# What this task involves
Write out all of the records precisely. Skip anything that is a picture.

## start

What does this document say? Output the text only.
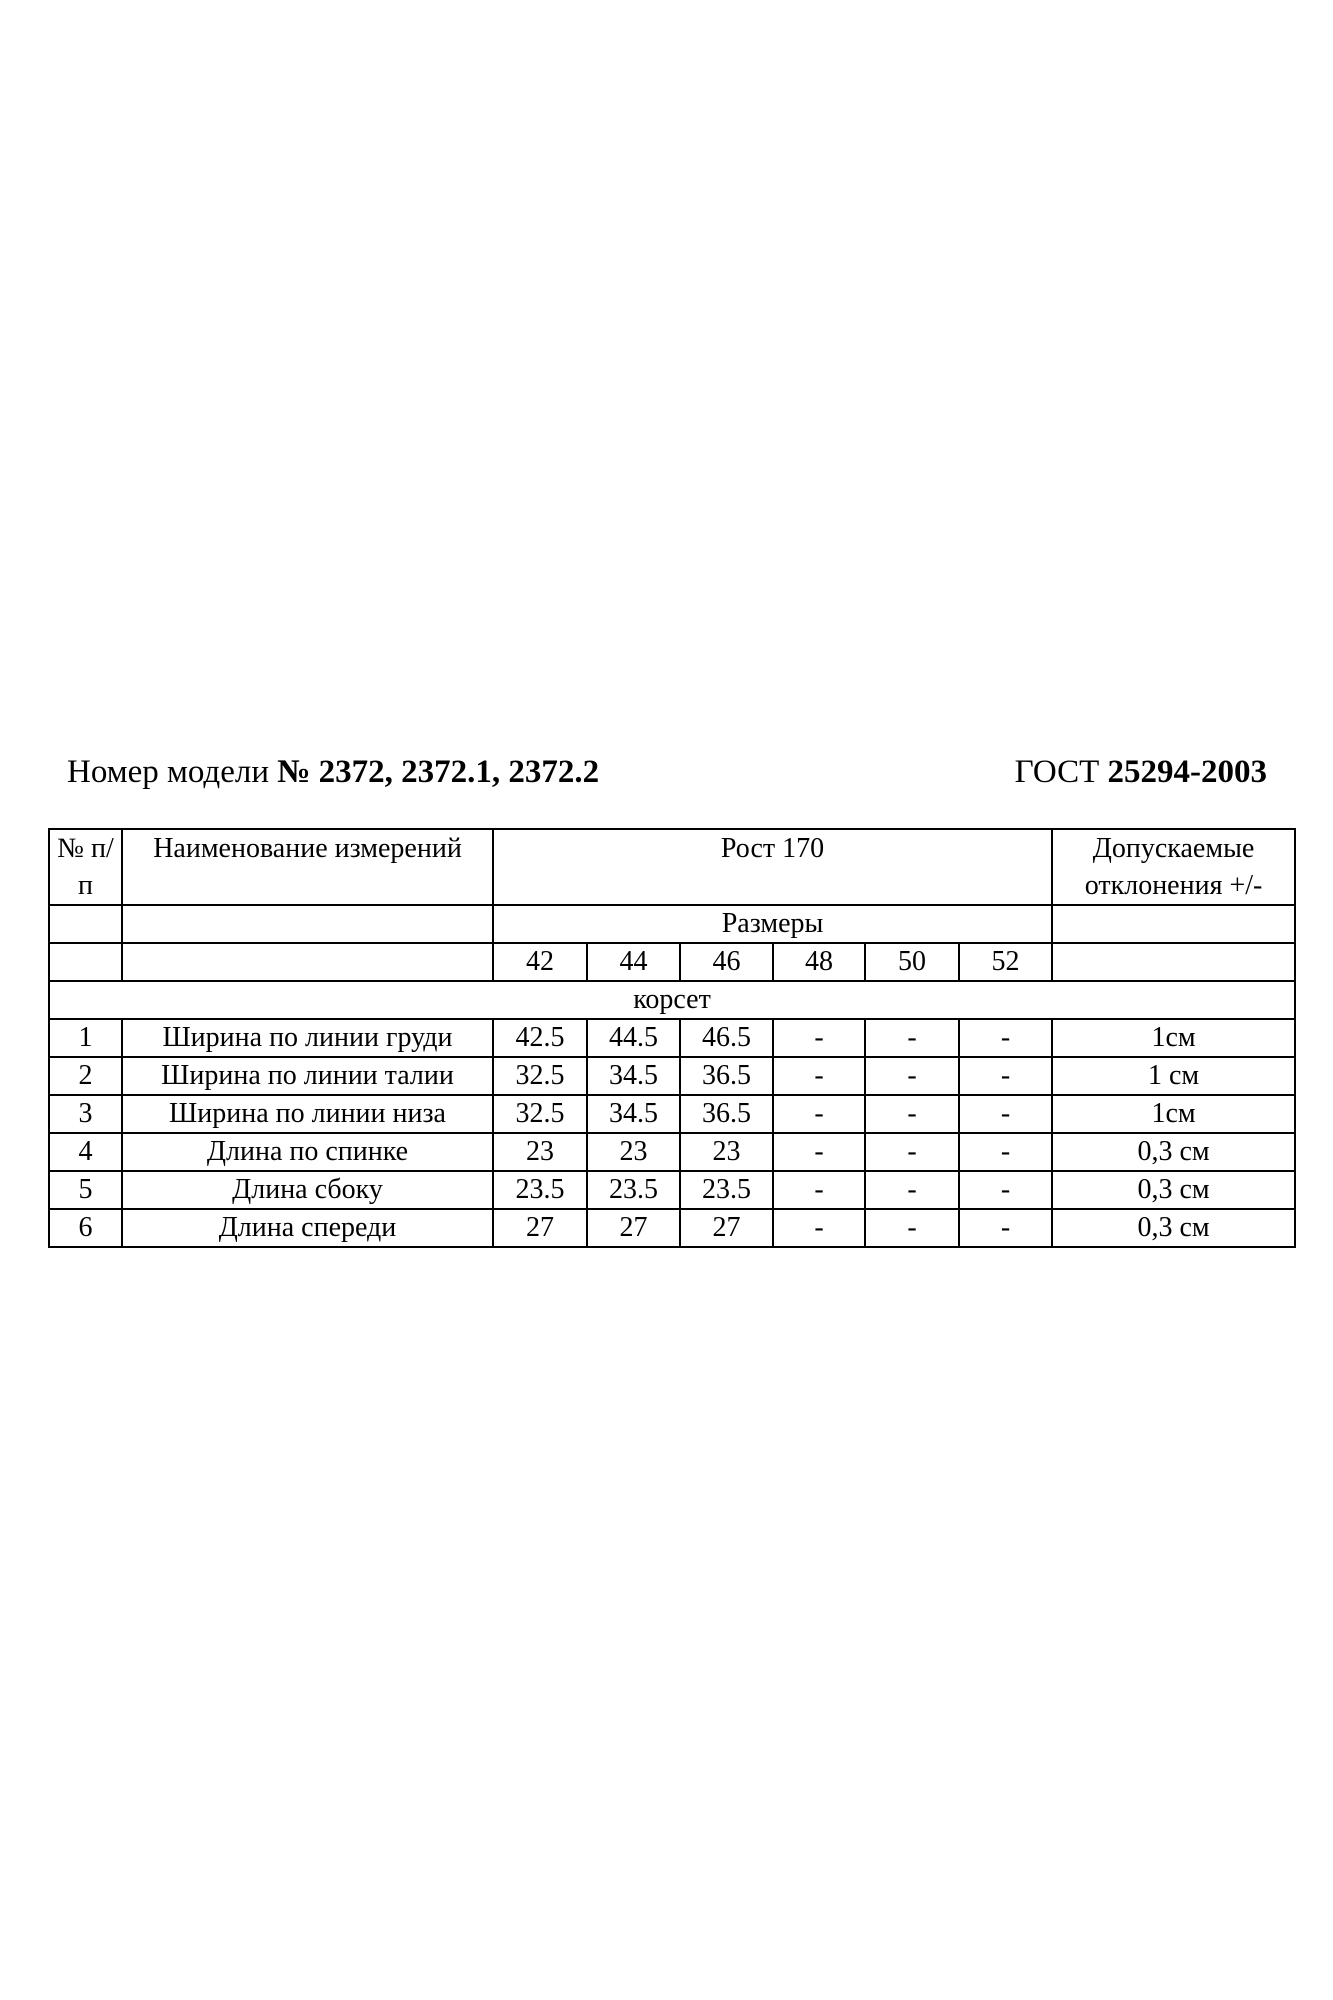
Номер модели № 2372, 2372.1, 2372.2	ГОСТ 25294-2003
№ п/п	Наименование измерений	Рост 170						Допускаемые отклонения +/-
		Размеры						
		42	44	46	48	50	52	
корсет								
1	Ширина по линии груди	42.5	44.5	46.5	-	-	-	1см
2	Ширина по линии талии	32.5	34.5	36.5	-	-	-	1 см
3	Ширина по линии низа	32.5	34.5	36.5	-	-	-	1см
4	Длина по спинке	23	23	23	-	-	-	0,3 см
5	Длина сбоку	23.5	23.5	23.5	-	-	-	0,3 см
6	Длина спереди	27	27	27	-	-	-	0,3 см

## end

# Complete response
What does this document say? Output the text only.
Номер модели № 2372, 2372.1, 2372.2	ГОСТ 25294-2003
№ п/п	Наименование измерений	Рост 170						Допускаемые отклонения +/-
		Размеры						
		42	44	46	48	50	52	
корсет								
1	Ширина по линии груди	42.5	44.5	46.5	-	-	-	1см
2	Ширина по линии талии	32.5	34.5	36.5	-	-	-	1 см
3	Ширина по линии низа	32.5	34.5	36.5	-	-	-	1см
4	Длина по спинке	23	23	23	-	-	-	0,3 см
5	Длина сбоку	23.5	23.5	23.5	-	-	-	0,3 см
6	Длина спереди	27	27	27	-	-	-	0,3 см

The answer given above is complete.